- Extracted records
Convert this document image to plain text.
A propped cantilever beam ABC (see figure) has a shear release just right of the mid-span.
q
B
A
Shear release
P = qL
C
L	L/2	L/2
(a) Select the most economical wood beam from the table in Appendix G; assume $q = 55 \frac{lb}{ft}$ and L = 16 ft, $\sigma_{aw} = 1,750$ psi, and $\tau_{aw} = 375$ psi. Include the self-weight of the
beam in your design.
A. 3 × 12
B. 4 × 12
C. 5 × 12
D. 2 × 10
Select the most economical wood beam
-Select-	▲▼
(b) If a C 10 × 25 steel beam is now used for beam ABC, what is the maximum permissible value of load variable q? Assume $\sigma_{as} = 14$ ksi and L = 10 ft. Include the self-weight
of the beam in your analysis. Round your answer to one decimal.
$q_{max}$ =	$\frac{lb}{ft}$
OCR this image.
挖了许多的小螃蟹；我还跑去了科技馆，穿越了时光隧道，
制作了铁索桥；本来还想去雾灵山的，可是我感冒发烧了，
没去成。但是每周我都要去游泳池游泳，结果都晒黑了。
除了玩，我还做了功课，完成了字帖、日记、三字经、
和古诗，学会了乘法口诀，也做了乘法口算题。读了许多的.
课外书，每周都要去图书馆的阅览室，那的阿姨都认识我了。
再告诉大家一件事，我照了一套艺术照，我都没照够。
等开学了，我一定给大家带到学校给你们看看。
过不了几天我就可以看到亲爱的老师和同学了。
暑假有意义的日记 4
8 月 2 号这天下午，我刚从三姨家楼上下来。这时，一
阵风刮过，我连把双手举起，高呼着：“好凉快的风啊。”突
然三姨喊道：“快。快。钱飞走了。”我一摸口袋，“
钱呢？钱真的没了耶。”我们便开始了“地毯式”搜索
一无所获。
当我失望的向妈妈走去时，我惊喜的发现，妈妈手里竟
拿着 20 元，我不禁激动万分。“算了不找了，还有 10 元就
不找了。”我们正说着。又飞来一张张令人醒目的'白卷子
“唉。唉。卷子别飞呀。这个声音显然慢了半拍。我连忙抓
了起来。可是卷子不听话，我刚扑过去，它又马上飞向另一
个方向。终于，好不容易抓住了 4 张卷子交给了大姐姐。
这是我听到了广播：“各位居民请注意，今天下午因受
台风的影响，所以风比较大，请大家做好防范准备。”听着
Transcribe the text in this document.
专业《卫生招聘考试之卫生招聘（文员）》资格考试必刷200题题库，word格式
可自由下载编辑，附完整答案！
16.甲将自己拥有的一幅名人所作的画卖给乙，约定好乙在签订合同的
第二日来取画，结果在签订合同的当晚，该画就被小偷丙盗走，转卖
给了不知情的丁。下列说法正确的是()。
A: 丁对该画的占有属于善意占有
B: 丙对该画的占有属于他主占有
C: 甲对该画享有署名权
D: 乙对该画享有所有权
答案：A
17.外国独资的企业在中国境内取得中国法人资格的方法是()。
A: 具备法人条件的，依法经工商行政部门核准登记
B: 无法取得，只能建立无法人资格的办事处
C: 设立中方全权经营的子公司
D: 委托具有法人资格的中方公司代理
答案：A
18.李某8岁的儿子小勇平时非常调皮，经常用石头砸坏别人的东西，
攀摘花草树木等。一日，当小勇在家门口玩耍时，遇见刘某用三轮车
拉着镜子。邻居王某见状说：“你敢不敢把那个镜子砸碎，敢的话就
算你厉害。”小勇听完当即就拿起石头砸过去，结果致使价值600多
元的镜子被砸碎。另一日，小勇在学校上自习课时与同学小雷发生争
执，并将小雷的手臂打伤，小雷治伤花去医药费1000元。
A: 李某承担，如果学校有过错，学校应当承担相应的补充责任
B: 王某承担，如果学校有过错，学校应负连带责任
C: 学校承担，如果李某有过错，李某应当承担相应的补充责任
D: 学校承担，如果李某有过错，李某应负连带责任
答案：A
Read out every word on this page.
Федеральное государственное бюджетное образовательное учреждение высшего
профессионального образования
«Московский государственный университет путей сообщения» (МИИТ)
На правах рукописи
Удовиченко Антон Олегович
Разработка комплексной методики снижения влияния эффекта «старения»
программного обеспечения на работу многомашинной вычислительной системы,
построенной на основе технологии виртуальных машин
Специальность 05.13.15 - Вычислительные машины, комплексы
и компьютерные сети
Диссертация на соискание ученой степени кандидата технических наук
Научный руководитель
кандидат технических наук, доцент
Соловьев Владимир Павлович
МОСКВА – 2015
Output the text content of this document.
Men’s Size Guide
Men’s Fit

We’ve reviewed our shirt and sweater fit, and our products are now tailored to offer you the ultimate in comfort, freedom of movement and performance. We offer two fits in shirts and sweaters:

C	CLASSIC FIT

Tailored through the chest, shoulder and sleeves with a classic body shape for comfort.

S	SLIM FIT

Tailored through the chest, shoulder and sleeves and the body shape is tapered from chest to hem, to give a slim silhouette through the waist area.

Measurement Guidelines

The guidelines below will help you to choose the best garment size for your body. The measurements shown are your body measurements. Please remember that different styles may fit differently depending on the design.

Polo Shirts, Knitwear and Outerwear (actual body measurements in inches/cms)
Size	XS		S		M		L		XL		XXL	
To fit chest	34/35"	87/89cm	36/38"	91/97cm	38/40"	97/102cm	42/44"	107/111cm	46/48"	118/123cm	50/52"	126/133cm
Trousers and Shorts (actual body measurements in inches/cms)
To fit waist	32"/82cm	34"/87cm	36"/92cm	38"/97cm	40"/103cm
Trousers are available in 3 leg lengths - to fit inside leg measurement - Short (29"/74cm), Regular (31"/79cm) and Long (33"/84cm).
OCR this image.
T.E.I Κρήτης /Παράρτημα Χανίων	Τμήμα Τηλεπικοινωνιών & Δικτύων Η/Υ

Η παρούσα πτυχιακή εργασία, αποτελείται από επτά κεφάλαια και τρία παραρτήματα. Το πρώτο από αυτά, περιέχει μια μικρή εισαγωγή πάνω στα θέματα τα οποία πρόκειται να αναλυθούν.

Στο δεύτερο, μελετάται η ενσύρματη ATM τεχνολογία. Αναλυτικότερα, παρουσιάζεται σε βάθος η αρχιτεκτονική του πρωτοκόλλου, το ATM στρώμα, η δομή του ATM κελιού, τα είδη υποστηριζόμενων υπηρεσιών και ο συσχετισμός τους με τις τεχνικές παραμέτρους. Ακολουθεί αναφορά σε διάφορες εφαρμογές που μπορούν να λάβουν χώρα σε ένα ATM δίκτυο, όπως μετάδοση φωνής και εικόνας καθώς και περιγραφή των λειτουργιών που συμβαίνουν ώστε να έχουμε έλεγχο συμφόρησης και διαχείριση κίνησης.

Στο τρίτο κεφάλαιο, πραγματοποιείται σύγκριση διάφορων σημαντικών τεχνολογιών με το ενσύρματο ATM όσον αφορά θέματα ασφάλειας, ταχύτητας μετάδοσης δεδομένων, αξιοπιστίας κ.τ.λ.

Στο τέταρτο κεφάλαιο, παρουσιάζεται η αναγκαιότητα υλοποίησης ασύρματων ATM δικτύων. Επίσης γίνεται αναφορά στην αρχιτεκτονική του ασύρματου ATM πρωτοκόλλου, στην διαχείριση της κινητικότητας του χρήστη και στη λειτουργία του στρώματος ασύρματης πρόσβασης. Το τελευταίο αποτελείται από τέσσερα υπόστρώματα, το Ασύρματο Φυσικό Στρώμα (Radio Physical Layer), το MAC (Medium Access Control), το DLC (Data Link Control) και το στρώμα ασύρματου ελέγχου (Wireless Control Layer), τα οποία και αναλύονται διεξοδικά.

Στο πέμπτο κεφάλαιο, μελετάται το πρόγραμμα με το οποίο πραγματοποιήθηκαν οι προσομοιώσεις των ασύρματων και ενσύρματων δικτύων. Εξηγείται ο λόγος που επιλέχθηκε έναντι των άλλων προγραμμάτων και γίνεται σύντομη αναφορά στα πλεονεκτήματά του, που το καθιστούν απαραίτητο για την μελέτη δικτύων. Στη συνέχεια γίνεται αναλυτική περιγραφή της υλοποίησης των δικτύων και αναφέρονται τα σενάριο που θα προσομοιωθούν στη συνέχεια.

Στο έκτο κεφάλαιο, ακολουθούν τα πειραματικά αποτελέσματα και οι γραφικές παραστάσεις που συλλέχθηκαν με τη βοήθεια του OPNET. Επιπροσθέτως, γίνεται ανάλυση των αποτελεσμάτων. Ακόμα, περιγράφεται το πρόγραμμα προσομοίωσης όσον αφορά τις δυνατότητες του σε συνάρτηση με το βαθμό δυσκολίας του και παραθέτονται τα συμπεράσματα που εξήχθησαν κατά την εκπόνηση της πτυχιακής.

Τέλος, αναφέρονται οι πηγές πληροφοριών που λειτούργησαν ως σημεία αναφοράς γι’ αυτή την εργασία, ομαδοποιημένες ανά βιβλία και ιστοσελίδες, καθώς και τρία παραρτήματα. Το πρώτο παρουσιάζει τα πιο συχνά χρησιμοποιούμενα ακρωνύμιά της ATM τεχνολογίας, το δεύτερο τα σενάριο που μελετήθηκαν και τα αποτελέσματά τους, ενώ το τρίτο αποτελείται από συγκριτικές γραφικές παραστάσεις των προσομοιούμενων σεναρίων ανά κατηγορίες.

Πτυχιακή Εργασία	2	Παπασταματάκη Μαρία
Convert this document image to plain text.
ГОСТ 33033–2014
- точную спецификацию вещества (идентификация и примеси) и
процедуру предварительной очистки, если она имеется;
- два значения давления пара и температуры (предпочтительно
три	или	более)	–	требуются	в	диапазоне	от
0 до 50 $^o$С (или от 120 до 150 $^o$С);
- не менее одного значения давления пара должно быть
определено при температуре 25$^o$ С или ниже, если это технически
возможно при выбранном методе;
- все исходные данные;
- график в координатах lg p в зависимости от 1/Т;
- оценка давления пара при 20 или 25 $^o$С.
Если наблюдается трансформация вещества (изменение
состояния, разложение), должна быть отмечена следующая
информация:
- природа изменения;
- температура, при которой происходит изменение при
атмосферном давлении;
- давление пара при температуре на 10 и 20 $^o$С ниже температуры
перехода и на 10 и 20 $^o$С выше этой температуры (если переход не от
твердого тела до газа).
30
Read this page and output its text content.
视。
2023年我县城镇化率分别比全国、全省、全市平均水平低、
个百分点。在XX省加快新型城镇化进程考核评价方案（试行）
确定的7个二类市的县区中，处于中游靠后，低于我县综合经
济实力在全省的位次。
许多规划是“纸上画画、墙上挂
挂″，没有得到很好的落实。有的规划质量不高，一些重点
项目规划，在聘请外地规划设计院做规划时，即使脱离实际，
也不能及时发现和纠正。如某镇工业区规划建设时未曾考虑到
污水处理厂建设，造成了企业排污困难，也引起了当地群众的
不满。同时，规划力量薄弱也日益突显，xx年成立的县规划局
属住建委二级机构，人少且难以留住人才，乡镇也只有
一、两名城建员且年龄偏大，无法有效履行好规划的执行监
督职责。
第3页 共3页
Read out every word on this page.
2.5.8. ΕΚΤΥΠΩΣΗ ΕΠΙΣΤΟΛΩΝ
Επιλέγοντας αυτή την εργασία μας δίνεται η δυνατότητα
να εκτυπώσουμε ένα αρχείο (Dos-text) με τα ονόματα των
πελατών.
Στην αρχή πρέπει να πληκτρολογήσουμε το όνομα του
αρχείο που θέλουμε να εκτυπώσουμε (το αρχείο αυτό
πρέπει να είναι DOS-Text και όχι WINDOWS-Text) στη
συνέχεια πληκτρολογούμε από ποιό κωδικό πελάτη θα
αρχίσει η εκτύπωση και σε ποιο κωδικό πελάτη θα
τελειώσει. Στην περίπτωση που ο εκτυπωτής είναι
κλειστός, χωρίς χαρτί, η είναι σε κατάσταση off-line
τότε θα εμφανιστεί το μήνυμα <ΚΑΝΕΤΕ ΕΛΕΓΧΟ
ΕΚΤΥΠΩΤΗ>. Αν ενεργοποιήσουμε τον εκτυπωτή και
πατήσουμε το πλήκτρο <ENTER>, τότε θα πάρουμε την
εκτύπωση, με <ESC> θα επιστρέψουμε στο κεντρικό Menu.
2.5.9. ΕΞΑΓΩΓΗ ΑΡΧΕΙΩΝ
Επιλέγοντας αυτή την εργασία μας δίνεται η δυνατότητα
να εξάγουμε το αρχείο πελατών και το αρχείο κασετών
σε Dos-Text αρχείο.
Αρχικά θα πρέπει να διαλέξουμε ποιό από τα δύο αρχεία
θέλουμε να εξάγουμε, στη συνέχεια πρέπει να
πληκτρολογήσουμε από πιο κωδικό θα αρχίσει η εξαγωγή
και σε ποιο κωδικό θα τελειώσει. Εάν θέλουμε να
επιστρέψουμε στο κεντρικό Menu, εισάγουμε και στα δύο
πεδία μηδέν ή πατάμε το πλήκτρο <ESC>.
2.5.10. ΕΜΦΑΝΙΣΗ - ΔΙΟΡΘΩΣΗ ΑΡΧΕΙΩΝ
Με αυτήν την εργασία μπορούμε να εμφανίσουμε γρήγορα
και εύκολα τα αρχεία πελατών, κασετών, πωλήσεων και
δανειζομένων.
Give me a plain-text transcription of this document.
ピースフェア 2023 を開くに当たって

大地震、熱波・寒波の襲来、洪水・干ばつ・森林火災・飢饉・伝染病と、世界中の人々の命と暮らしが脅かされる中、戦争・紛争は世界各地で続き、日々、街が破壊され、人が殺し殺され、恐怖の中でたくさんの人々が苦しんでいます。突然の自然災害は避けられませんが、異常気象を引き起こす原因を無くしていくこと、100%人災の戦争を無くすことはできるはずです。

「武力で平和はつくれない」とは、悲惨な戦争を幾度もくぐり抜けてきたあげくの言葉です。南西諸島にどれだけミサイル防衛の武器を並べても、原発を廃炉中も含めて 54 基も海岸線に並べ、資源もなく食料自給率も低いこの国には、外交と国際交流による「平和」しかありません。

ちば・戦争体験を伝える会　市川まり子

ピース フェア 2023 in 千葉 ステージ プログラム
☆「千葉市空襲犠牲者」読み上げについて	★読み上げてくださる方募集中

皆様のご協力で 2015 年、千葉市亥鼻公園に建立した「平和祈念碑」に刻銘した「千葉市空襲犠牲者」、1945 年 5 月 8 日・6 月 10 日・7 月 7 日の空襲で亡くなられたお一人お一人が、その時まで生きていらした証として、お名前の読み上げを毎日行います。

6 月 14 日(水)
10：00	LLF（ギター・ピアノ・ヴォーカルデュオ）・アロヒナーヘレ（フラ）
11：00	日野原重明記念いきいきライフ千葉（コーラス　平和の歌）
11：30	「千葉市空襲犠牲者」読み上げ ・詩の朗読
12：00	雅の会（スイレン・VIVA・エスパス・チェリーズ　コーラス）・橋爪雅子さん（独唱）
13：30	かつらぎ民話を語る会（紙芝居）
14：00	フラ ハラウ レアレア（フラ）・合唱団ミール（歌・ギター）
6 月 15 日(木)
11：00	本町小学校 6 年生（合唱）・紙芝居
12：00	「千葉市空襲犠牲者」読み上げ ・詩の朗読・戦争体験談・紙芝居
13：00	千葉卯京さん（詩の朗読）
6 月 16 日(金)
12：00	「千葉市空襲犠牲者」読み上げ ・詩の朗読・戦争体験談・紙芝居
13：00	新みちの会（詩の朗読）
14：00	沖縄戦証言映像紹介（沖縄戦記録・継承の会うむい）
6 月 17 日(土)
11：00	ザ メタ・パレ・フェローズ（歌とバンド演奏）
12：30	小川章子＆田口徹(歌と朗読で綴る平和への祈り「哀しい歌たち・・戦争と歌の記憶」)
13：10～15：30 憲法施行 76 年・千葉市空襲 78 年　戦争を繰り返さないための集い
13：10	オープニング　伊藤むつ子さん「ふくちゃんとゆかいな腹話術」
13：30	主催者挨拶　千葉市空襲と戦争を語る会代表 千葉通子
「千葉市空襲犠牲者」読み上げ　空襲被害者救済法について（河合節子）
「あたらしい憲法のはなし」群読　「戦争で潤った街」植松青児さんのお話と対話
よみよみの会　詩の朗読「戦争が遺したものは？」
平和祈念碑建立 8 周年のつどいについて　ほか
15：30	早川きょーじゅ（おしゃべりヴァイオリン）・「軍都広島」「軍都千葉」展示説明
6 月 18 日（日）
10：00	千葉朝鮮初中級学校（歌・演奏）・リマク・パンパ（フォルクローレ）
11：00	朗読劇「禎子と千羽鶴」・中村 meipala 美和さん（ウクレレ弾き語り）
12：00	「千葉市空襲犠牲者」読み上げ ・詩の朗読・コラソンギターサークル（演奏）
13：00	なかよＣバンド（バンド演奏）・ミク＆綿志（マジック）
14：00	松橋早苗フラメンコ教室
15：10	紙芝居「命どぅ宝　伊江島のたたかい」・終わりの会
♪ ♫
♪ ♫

- WRITTEN REQUEST
Check every line of the data above for the string "значения", and copy those that have it.

- RESULT BELOW
- два значения давления пара и температуры (предпочтительно
- не менее одного значения давления пара должно быть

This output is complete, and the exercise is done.